■ Task
Answer with nothing except the number of lines that contain the word "JSON".

* * * *

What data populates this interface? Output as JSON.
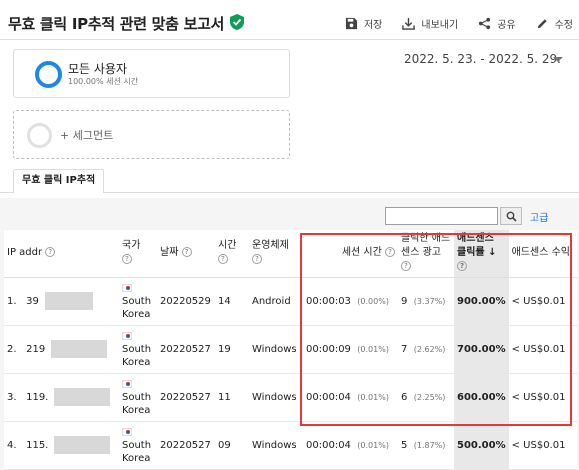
{
  "header": {
    "title": "무효 클릭 IP추적 관련 맞춤 보고서",
    "save_label": "저장",
    "export_label": "내보내기",
    "share_label": "공유",
    "edit_label": "수정"
  },
  "segments": {
    "active": {
      "name": "모든 사용자",
      "sub": "100.00% 세션 시간"
    },
    "add_label": "+ 세그먼트"
  },
  "date_range": "2022. 5. 23. - 2022. 5. 29.",
  "tabs": [
    {
      "label": "무효 클릭 IP추적"
    }
  ],
  "search": {
    "placeholder": "",
    "advanced_label": "고급"
  },
  "table": {
    "headers": {
      "ip": "IP addr",
      "country": "국가",
      "date": "날짜",
      "hour": "시간",
      "os": "운영체제",
      "session": "세션 시간",
      "clicks": "클릭한 애드센스 광고",
      "ctr": "애드센스 클릭률",
      "revenue": "애드센스 수익"
    },
    "rows": [
      {
        "idx": "1.",
        "ip": "39",
        "country1": "South",
        "country2": "Korea",
        "date": "20220529",
        "hour": "14",
        "os": "Android",
        "session": "00:00:03",
        "session_pct": "(0.00%)",
        "clicks": "9",
        "clicks_pct": "(3.37%)",
        "ctr": "900.00%",
        "revenue": "< US$0.01"
      },
      {
        "idx": "2.",
        "ip": "219",
        "country1": "South",
        "country2": "Korea",
        "date": "20220527",
        "hour": "19",
        "os": "Windows",
        "session": "00:00:09",
        "session_pct": "(0.01%)",
        "clicks": "7",
        "clicks_pct": "(2.62%)",
        "ctr": "700.00%",
        "revenue": "< US$0.01"
      },
      {
        "idx": "3.",
        "ip": "119.",
        "country1": "South",
        "country2": "Korea",
        "date": "20220527",
        "hour": "11",
        "os": "Windows",
        "session": "00:00:04",
        "session_pct": "(0.01%)",
        "clicks": "6",
        "clicks_pct": "(2.25%)",
        "ctr": "600.00%",
        "revenue": "< US$0.01"
      },
      {
        "idx": "4.",
        "ip": "115.",
        "country1": "South",
        "country2": "Korea",
        "date": "20220527",
        "hour": "09",
        "os": "Windows",
        "session": "00:00:04",
        "session_pct": "(0.01%)",
        "clicks": "5",
        "clicks_pct": "(1.87%)",
        "ctr": "500.00%",
        "revenue": "< US$0.01"
      }
    ]
  },
  "colors": {
    "accent": "#1e88e5",
    "highlight": "#e53935",
    "verified": "#0f9d58",
    "link": "#1a73e8"
  }
}
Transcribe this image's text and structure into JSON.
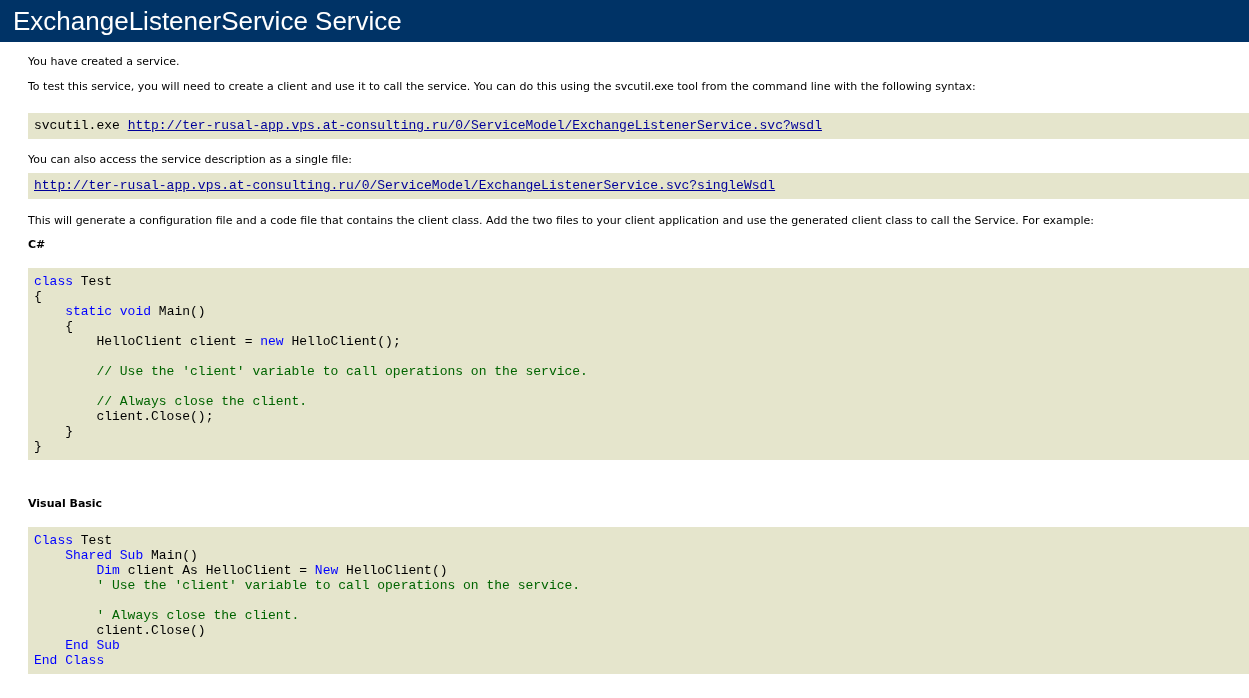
{
  "header": {
    "title": "ExchangeListenerService Service"
  },
  "intro": [
    "You have created a service.",
    "To test this service, you will need to create a client and use it to call the service. You can do this using the svcutil.exe tool from the command line with the following syntax:"
  ],
  "svcutil": {
    "command": "svcutil.exe",
    "link": "http://ter-rusal-app.vps.at-consulting.ru/0/ServiceModel/ExchangeListenerService.svc?wsdl"
  },
  "single_file": {
    "text": "You can also access the service description as a single file:",
    "link": "http://ter-rusal-app.vps.at-consulting.ru/0/ServiceModel/ExchangeListenerService.svc?singleWsdl"
  },
  "generate_text": "This will generate a configuration file and a code file that contains the client class. Add the two files to your client application and use the generated client class to call the Service. For example:",
  "examples": [
    {
      "language": "C#",
      "lines": [
        {
          "gap_before": false,
          "tokens": [
            {
              "kind": "keyword",
              "text": "class "
            },
            {
              "kind": "plain",
              "text": "Test"
            }
          ]
        },
        {
          "gap_before": false,
          "tokens": [
            {
              "kind": "plain",
              "text": "{"
            }
          ]
        },
        {
          "gap_before": false,
          "tokens": [
            {
              "kind": "keyword",
              "text": "    static void "
            },
            {
              "kind": "plain",
              "text": "Main()"
            }
          ]
        },
        {
          "gap_before": false,
          "tokens": [
            {
              "kind": "plain",
              "text": "    {"
            }
          ]
        },
        {
          "gap_before": false,
          "tokens": [
            {
              "kind": "plain",
              "text": "        HelloClient client = "
            },
            {
              "kind": "keyword",
              "text": "new "
            },
            {
              "kind": "plain",
              "text": "HelloClient();"
            }
          ]
        },
        {
          "gap_before": true,
          "tokens": [
            {
              "kind": "comment",
              "text": "        // Use the 'client' variable to call operations on the service."
            }
          ]
        },
        {
          "gap_before": true,
          "tokens": [
            {
              "kind": "comment",
              "text": "        // Always close the client."
            }
          ]
        },
        {
          "gap_before": false,
          "tokens": [
            {
              "kind": "plain",
              "text": "        client.Close();"
            }
          ]
        },
        {
          "gap_before": false,
          "tokens": [
            {
              "kind": "plain",
              "text": "    }"
            }
          ]
        },
        {
          "gap_before": false,
          "tokens": [
            {
              "kind": "plain",
              "text": "}"
            }
          ]
        }
      ]
    },
    {
      "language": "Visual Basic",
      "lines": [
        {
          "gap_before": false,
          "tokens": [
            {
              "kind": "keyword",
              "text": "Class "
            },
            {
              "kind": "plain",
              "text": "Test"
            }
          ]
        },
        {
          "gap_before": false,
          "tokens": [
            {
              "kind": "keyword",
              "text": "    Shared Sub "
            },
            {
              "kind": "plain",
              "text": "Main()"
            }
          ]
        },
        {
          "gap_before": false,
          "tokens": [
            {
              "kind": "keyword",
              "text": "        Dim "
            },
            {
              "kind": "plain",
              "text": "client As HelloClient = "
            },
            {
              "kind": "keyword",
              "text": "New "
            },
            {
              "kind": "plain",
              "text": "HelloClient()"
            }
          ]
        },
        {
          "gap_before": false,
          "tokens": [
            {
              "kind": "comment",
              "text": "        ' Use the 'client' variable to call operations on the service."
            }
          ]
        },
        {
          "gap_before": true,
          "tokens": [
            {
              "kind": "comment",
              "text": "        ' Always close the client."
            }
          ]
        },
        {
          "gap_before": false,
          "tokens": [
            {
              "kind": "plain",
              "text": "        client.Close()"
            }
          ]
        },
        {
          "gap_before": false,
          "tokens": [
            {
              "kind": "keyword",
              "text": "    End Sub"
            }
          ]
        },
        {
          "gap_before": false,
          "tokens": [
            {
              "kind": "keyword",
              "text": "End Class"
            }
          ]
        }
      ]
    }
  ]
}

* * * *

■ Expected answer
2